> **OBJECTIVE**:
Collect each line of the records containing the string "rotate".

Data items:
━━━━
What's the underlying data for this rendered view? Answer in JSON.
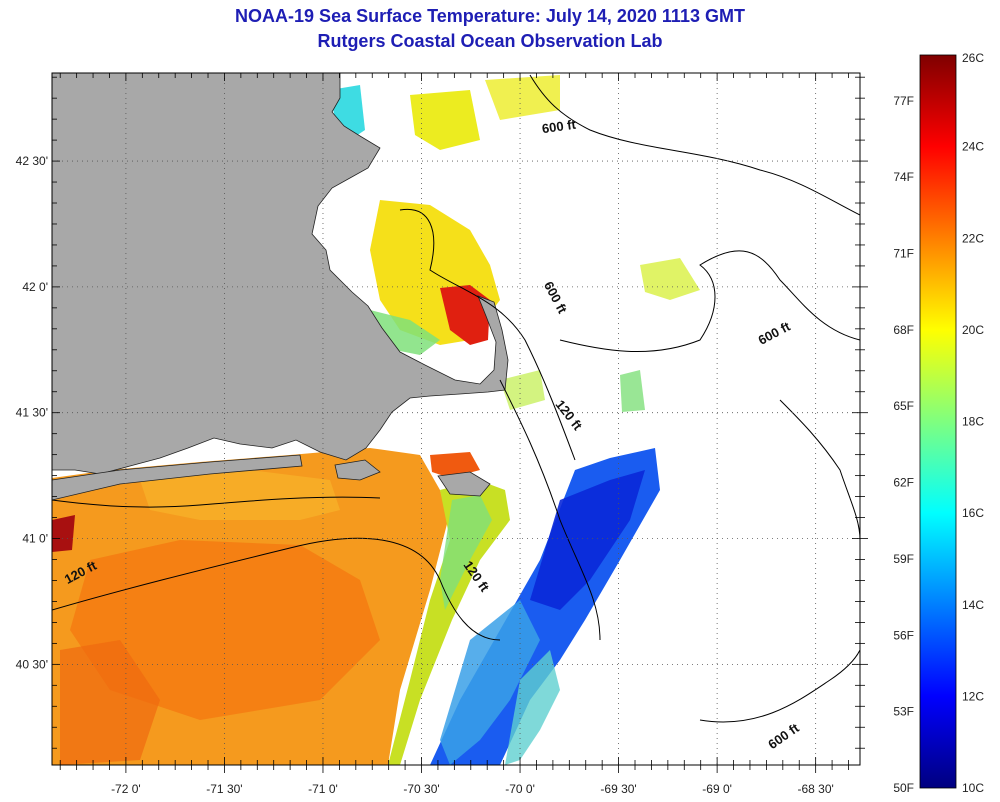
{
  "title": "NOAA-19 Sea Surface Temperature:  July 14, 2020 1113 GMT",
  "subtitle": "Rutgers Coastal Ocean Observation Lab",
  "map": {
    "lon_range": [
      -72.375,
      -68.275
    ],
    "lat_range": [
      40.1,
      42.85
    ],
    "x_ticks": [
      {
        "value": -72.0,
        "label": "-72 0'"
      },
      {
        "value": -71.5,
        "label": "-71 30'"
      },
      {
        "value": -71.0,
        "label": "-71 0'"
      },
      {
        "value": -70.5,
        "label": "-70 30'"
      },
      {
        "value": -70.0,
        "label": "-70 0'"
      },
      {
        "value": -69.5,
        "label": "-69 30'"
      },
      {
        "value": -69.0,
        "label": "-69 0'"
      },
      {
        "value": -68.5,
        "label": "-68 30'"
      }
    ],
    "y_ticks": [
      {
        "value": 42.5,
        "label": "42 30'"
      },
      {
        "value": 42.0,
        "label": "42 0'"
      },
      {
        "value": 41.5,
        "label": "41 30'"
      },
      {
        "value": 41.0,
        "label": "41 0'"
      },
      {
        "value": 40.5,
        "label": "40 30'"
      }
    ],
    "contour_labels": [
      {
        "text": "600 ft",
        "lon": -69.8,
        "lat": 42.62,
        "rotate": -8
      },
      {
        "text": "600 ft",
        "lon": -69.84,
        "lat": 41.95,
        "rotate": 62
      },
      {
        "text": "600 ft",
        "lon": -68.7,
        "lat": 41.8,
        "rotate": -28
      },
      {
        "text": "120 ft",
        "lon": -69.77,
        "lat": 41.48,
        "rotate": 52
      },
      {
        "text": "120 ft",
        "lon": -70.24,
        "lat": 40.84,
        "rotate": 55
      },
      {
        "text": "120 ft",
        "lon": -72.22,
        "lat": 40.85,
        "rotate": -28
      },
      {
        "text": "600 ft",
        "lon": -68.65,
        "lat": 40.2,
        "rotate": -35
      }
    ],
    "land_color": "#a8a8a8",
    "no_data_color": "#ffffff"
  },
  "colorbar": {
    "min_c": 10,
    "max_c": 26,
    "celsius_labels": [
      "26C",
      "24C",
      "22C",
      "20C",
      "18C",
      "16C",
      "14C",
      "12C",
      "10C"
    ],
    "fahrenheit_labels": [
      "77F",
      "74F",
      "71F",
      "68F",
      "65F",
      "62F",
      "59F",
      "56F",
      "53F",
      "50F"
    ],
    "colors": [
      "#00007f",
      "#0000ff",
      "#007fff",
      "#00ffff",
      "#7fff7f",
      "#ffff00",
      "#ff7f00",
      "#ff0000",
      "#7f0000"
    ]
  }
}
━━━━
> **FULL ANSWER**:
        "rotate": -8
        "rotate": 62
        "rotate": -28
        "rotate": 52
        "rotate": 55
        "rotate": -28
        "rotate": -35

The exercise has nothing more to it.